Echo the records verbatim from their first line through the line containing "father-value: NL-2018-1391969 <box>825", including that line.
++++ Supplied material
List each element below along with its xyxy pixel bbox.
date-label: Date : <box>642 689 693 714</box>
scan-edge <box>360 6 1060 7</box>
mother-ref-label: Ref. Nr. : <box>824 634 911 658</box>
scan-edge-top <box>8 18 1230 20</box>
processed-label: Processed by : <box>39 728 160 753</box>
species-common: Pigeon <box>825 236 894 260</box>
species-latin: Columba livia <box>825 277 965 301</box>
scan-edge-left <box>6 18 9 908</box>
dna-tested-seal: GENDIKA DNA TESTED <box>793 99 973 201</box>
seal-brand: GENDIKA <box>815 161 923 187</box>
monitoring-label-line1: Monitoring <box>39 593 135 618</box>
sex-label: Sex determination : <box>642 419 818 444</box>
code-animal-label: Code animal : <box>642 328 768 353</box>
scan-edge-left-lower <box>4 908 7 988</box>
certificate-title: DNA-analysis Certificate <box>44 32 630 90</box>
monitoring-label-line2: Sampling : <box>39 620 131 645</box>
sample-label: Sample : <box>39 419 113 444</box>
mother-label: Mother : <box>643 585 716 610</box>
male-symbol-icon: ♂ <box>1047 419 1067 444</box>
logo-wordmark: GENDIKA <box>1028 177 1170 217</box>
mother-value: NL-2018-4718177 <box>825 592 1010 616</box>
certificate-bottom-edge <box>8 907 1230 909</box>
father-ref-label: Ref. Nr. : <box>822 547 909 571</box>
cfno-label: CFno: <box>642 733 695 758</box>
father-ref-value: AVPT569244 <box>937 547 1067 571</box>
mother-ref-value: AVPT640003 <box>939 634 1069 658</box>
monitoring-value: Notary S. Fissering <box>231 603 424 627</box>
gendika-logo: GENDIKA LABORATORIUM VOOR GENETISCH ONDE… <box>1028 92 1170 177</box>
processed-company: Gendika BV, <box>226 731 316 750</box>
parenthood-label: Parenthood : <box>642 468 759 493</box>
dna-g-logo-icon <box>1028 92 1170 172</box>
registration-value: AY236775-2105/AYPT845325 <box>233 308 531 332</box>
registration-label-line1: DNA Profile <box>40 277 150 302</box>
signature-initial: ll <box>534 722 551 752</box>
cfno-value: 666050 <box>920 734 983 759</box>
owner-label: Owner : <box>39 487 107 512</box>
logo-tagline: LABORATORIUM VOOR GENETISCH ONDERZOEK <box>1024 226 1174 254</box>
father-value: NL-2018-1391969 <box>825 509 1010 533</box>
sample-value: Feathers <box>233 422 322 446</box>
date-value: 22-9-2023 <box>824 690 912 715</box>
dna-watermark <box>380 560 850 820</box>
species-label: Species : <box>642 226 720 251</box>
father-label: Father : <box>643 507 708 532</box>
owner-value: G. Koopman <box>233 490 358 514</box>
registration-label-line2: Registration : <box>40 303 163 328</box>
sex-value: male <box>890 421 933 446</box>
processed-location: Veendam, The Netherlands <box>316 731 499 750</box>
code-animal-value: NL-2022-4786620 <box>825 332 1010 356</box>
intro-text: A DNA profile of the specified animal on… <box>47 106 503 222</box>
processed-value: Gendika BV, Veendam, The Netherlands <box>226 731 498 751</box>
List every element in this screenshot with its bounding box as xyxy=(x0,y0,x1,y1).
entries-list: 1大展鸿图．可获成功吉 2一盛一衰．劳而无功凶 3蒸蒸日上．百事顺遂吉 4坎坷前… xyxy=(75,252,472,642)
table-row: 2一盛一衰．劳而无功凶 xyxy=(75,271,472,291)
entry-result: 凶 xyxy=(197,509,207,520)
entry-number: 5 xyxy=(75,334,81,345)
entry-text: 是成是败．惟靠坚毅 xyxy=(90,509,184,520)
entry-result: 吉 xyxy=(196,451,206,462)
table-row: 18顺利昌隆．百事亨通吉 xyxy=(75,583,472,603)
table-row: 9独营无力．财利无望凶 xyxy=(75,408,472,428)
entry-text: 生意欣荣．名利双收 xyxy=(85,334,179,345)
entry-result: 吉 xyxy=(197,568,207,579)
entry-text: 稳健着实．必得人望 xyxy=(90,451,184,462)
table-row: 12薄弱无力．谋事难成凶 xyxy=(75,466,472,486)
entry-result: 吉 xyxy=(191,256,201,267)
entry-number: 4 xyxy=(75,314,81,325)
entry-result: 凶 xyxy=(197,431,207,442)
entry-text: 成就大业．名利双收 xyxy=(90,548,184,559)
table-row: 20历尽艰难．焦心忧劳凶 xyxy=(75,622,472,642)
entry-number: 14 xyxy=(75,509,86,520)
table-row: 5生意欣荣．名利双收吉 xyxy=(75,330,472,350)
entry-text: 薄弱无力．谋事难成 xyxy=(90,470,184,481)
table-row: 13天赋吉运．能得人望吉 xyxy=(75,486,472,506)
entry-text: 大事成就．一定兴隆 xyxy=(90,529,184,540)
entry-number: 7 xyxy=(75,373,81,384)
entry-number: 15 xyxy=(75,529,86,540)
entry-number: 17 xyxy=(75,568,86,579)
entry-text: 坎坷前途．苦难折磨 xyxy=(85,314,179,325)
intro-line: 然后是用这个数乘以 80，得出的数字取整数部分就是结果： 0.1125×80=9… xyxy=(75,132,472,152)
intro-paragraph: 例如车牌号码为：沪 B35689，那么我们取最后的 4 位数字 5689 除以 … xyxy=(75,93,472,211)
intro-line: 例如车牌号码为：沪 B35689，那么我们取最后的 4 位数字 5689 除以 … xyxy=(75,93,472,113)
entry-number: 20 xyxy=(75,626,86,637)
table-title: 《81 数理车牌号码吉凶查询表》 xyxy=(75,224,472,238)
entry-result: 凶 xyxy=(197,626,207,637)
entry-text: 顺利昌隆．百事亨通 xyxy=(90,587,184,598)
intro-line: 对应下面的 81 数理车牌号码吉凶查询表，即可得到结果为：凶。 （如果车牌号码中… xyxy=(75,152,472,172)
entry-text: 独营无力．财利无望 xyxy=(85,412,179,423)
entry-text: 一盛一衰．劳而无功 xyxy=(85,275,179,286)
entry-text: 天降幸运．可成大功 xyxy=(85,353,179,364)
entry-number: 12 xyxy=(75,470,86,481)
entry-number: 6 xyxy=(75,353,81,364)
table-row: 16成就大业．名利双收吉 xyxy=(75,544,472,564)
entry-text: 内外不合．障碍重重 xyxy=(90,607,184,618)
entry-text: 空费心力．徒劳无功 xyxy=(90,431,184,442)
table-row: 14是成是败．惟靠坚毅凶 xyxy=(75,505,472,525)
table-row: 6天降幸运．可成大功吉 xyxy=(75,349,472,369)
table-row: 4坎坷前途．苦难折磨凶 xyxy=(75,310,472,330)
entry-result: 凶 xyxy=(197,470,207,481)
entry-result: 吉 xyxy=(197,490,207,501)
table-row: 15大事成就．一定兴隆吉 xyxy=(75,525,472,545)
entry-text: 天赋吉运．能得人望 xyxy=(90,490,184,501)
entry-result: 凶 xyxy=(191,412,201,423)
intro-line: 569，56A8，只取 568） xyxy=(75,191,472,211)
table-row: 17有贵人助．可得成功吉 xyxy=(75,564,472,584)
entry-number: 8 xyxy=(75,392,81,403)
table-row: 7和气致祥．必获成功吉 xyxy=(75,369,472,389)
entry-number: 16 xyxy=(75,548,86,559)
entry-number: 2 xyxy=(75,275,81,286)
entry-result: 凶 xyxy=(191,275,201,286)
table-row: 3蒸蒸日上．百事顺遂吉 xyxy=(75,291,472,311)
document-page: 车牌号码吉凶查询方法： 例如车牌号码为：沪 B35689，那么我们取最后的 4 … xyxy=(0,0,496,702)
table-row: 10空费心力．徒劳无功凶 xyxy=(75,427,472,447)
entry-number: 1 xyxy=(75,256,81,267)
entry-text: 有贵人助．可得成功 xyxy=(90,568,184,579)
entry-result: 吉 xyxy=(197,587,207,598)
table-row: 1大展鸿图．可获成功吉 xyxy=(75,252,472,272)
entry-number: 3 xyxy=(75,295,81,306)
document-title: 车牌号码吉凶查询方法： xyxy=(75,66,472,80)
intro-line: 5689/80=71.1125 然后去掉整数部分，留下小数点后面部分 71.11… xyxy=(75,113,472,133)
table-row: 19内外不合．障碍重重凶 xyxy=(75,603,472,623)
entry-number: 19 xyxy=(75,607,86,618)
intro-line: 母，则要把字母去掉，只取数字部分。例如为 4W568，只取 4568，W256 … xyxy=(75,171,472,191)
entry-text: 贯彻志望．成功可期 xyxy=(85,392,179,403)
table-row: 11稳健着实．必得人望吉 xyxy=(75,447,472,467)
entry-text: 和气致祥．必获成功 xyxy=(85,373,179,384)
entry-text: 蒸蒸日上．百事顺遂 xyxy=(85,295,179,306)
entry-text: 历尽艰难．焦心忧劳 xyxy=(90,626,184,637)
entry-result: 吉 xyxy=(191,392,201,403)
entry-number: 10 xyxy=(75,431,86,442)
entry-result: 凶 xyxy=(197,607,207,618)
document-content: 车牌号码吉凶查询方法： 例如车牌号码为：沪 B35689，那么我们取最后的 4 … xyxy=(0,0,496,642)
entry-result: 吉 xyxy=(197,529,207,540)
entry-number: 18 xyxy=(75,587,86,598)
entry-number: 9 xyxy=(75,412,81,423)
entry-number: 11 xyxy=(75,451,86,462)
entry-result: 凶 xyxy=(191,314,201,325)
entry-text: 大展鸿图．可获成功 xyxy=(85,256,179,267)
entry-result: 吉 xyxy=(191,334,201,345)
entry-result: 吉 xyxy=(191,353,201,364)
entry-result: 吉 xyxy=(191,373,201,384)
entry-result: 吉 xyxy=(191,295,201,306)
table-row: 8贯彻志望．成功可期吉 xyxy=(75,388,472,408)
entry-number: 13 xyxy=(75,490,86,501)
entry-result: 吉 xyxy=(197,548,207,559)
++++++++
§ **Task response**:
List each element below along with its xyxy pixel bbox.
date-label: Date : <box>642 689 693 714</box>
scan-edge <box>360 6 1060 7</box>
mother-ref-label: Ref. Nr. : <box>824 634 911 658</box>
scan-edge-top <box>8 18 1230 20</box>
processed-label: Processed by : <box>39 728 160 753</box>
species-common: Pigeon <box>825 236 894 260</box>
species-latin: Columba livia <box>825 277 965 301</box>
scan-edge-left <box>6 18 9 908</box>
dna-tested-seal: GENDIKA DNA TESTED <box>793 99 973 201</box>
seal-brand: GENDIKA <box>815 161 923 187</box>
monitoring-label-line1: Monitoring <box>39 593 135 618</box>
sex-label: Sex determination : <box>642 419 818 444</box>
code-animal-label: Code animal : <box>642 328 768 353</box>
scan-edge-left-lower <box>4 908 7 988</box>
certificate-title: DNA-analysis Certificate <box>44 32 630 90</box>
monitoring-label-line2: Sampling : <box>39 620 131 645</box>
sample-label: Sample : <box>39 419 113 444</box>
mother-label: Mother : <box>643 585 716 610</box>
male-symbol-icon: ♂ <box>1047 419 1067 444</box>
logo-wordmark: GENDIKA <box>1028 177 1170 217</box>
mother-value: NL-2018-4718177 <box>825 592 1010 616</box>
certificate-bottom-edge <box>8 907 1230 909</box>
father-ref-label: Ref. Nr. : <box>822 547 909 571</box>
cfno-label: CFno: <box>642 733 695 758</box>
father-ref-value: AVPT569244 <box>937 547 1067 571</box>
mother-ref-value: AVPT640003 <box>939 634 1069 658</box>
monitoring-value: Notary S. Fissering <box>231 603 424 627</box>
gendika-logo: GENDIKA LABORATORIUM VOOR GENETISCH ONDE… <box>1028 92 1170 177</box>
processed-company: Gendika BV, <box>226 731 316 750</box>
parenthood-label: Parenthood : <box>642 468 759 493</box>
dna-g-logo-icon <box>1028 92 1170 172</box>
registration-value: AY236775-2105/AYPT845325 <box>233 308 531 332</box>
registration-label-line1: DNA Profile <box>40 277 150 302</box>
signature-initial: ll <box>534 722 551 752</box>
cfno-value: 666050 <box>920 734 983 759</box>
owner-label: Owner : <box>39 487 107 512</box>
logo-tagline: LABORATORIUM VOOR GENETISCH ONDERZOEK <box>1024 226 1174 254</box>
father-value: NL-2018-1391969 <box>825 509 1010 533</box>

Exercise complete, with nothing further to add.